INSTRUCTION =
Each line of the material below that holds the word "GSYH" needs to be copied.

Chart and figure data:
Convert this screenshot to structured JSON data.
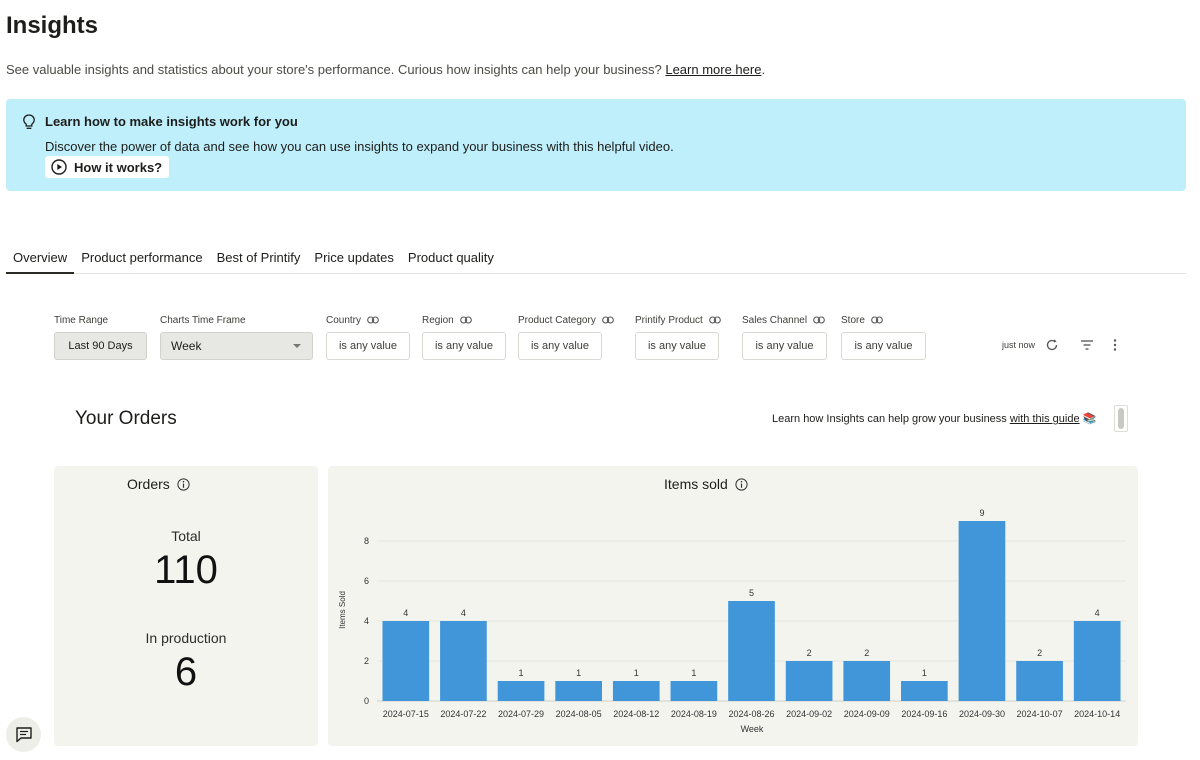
{
  "page": {
    "title": "Insights",
    "subtitle": "See valuable insights and statistics about your store's performance. Curious how insights can help your business? ",
    "subtitle_link": "Learn more here",
    "subtitle_end": "."
  },
  "banner": {
    "title": "Learn how to make insights work for you",
    "text": "Discover the power of data and see how you can use insights to expand your business with this helpful video.",
    "button": "How it works?",
    "background": "#bfeffb"
  },
  "tabs": [
    {
      "label": "Overview",
      "active": true
    },
    {
      "label": "Product performance",
      "active": false
    },
    {
      "label": "Best of Printify",
      "active": false
    },
    {
      "label": "Price updates",
      "active": false
    },
    {
      "label": "Product quality",
      "active": false
    }
  ],
  "filters": {
    "time_range": {
      "label": "Time Range",
      "value": "Last 90 Days"
    },
    "charts_time_frame": {
      "label": "Charts Time Frame",
      "value": "Week"
    },
    "country": {
      "label": "Country",
      "value": "is any value"
    },
    "region": {
      "label": "Region",
      "value": "is any value"
    },
    "product_category": {
      "label": "Product Category",
      "value": "is any value"
    },
    "printify_product": {
      "label": "Printify Product",
      "value": "is any value"
    },
    "sales_channel": {
      "label": "Sales Channel",
      "value": "is any value"
    },
    "store": {
      "label": "Store",
      "value": "is any value"
    },
    "updated": "just now"
  },
  "orders_section": {
    "title": "Your Orders",
    "guide_text": "Learn how Insights can help grow your business ",
    "guide_link": "with this guide",
    "guide_emoji": "📚"
  },
  "orders_card": {
    "title": "Orders",
    "total_label": "Total",
    "total_value": "110",
    "production_label": "In production",
    "production_value": "6"
  },
  "chart_data": {
    "type": "bar",
    "title": "Items sold",
    "xlabel": "Week",
    "ylabel": "Items Sold",
    "categories": [
      "2024-07-15",
      "2024-07-22",
      "2024-07-29",
      "2024-08-05",
      "2024-08-12",
      "2024-08-19",
      "2024-08-26",
      "2024-09-02",
      "2024-09-09",
      "2024-09-16",
      "2024-09-30",
      "2024-10-07",
      "2024-10-14"
    ],
    "values": [
      4,
      4,
      1,
      1,
      1,
      1,
      5,
      2,
      2,
      1,
      9,
      2,
      4
    ],
    "yticks": [
      0,
      2,
      4,
      6,
      8
    ],
    "ylim": [
      0,
      10
    ],
    "grid": true,
    "bar_color": "#4096d9",
    "data_labels": true
  }
}
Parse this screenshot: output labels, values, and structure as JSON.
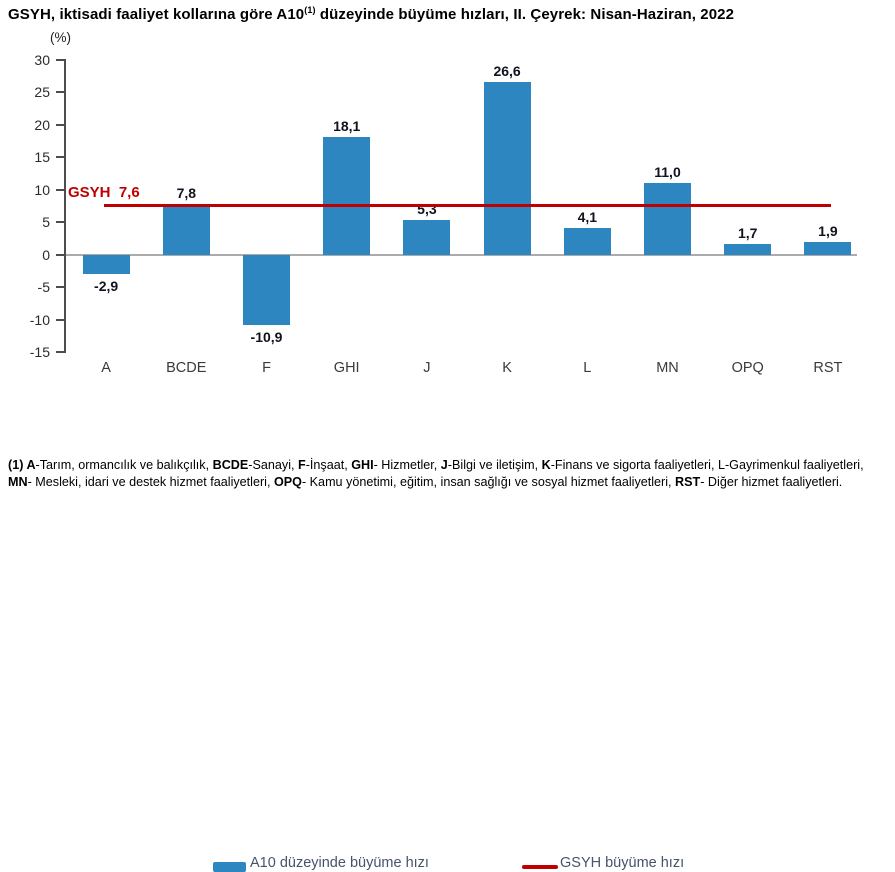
{
  "title": {
    "prefix": "GSYH, iktisadi faaliyet kollarına göre A10",
    "sup": "(1)",
    "suffix": " düzeyinde büyüme hızları, II. Çeyrek: Nisan-Haziran, 2022"
  },
  "chart_data": {
    "type": "bar",
    "title": "GSYH, iktisadi faaliyet kollarına göre A10(1) düzeyinde büyüme hızları, II. Çeyrek: Nisan-Haziran, 2022",
    "unit_label": "(%)",
    "categories": [
      "A",
      "BCDE",
      "F",
      "GHI",
      "J",
      "K",
      "L",
      "MN",
      "OPQ",
      "RST"
    ],
    "values": [
      -2.9,
      7.8,
      -10.9,
      18.1,
      5.3,
      26.6,
      4.1,
      11.0,
      1.7,
      1.9
    ],
    "value_labels": [
      "-2,9",
      "7,8",
      "-10,9",
      "18,1",
      "5,3",
      "26,6",
      "4,1",
      "11,0",
      "1,7",
      "1,9"
    ],
    "bar_color": "#2E86C1",
    "axis_color": "#4d4d4d",
    "zero_line_color": "#ABABAB",
    "ylim": [
      -15,
      30
    ],
    "ytick_step": 5,
    "yticks": [
      30,
      25,
      20,
      15,
      10,
      5,
      0,
      -5,
      -10,
      -15
    ],
    "grid": "off",
    "reference_line": {
      "value": 7.6,
      "label": "GSYH  7,6",
      "color": "#C00000"
    },
    "legend": {
      "position": "bottom",
      "items": [
        {
          "label": "A10 düzeyinde büyüme hızı",
          "type": "bar",
          "color": "#2E86C1"
        },
        {
          "label": "GSYH büyüme hızı",
          "type": "line",
          "color": "#C00000"
        }
      ]
    }
  },
  "footnote": {
    "lines": [
      [
        {
          "t": "(1) ",
          "b": true
        },
        {
          "t": "A",
          "b": true
        },
        {
          "t": "-Tarım, ormancılık ve balıkçılık, ",
          "b": false
        },
        {
          "t": "BCDE",
          "b": true
        },
        {
          "t": "-Sanayi, ",
          "b": false
        },
        {
          "t": "F",
          "b": true
        },
        {
          "t": "-İnşaat, ",
          "b": false
        },
        {
          "t": "GHI",
          "b": true
        },
        {
          "t": "- Hizmetler, ",
          "b": false
        },
        {
          "t": "J",
          "b": true
        },
        {
          "t": "-Bilgi ve iletişim, ",
          "b": false
        },
        {
          "t": "K",
          "b": true
        },
        {
          "t": "-Finans ve sigorta faaliyetleri, ",
          "b": false
        },
        {
          "t": "L-Gayrimenkul faaliyetleri,",
          "b": false
        }
      ],
      [
        {
          "t": "MN",
          "b": true
        },
        {
          "t": "- Mesleki, idari ve destek hizmet faaliyetleri, ",
          "b": false
        },
        {
          "t": "OPQ",
          "b": true
        },
        {
          "t": "- Kamu yönetimi, eğitim, insan sağlığı ve sosyal hizmet faaliyetleri, ",
          "b": false
        },
        {
          "t": "RST",
          "b": true
        },
        {
          "t": "- Diğer hizmet faaliyetleri.",
          "b": false
        }
      ]
    ]
  }
}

THE OUTPUT =
    "prefix": "GSYH, iktisadi faaliyet kollarına göre A10",
    "title": "GSYH, iktisadi faaliyet kollarına göre A10(1) düzeyinde büyüme hızları, II. Çeyrek: Nisan-Haziran, 2022",
      "label": "GSYH  7,6",
          "label": "GSYH büyüme hızı",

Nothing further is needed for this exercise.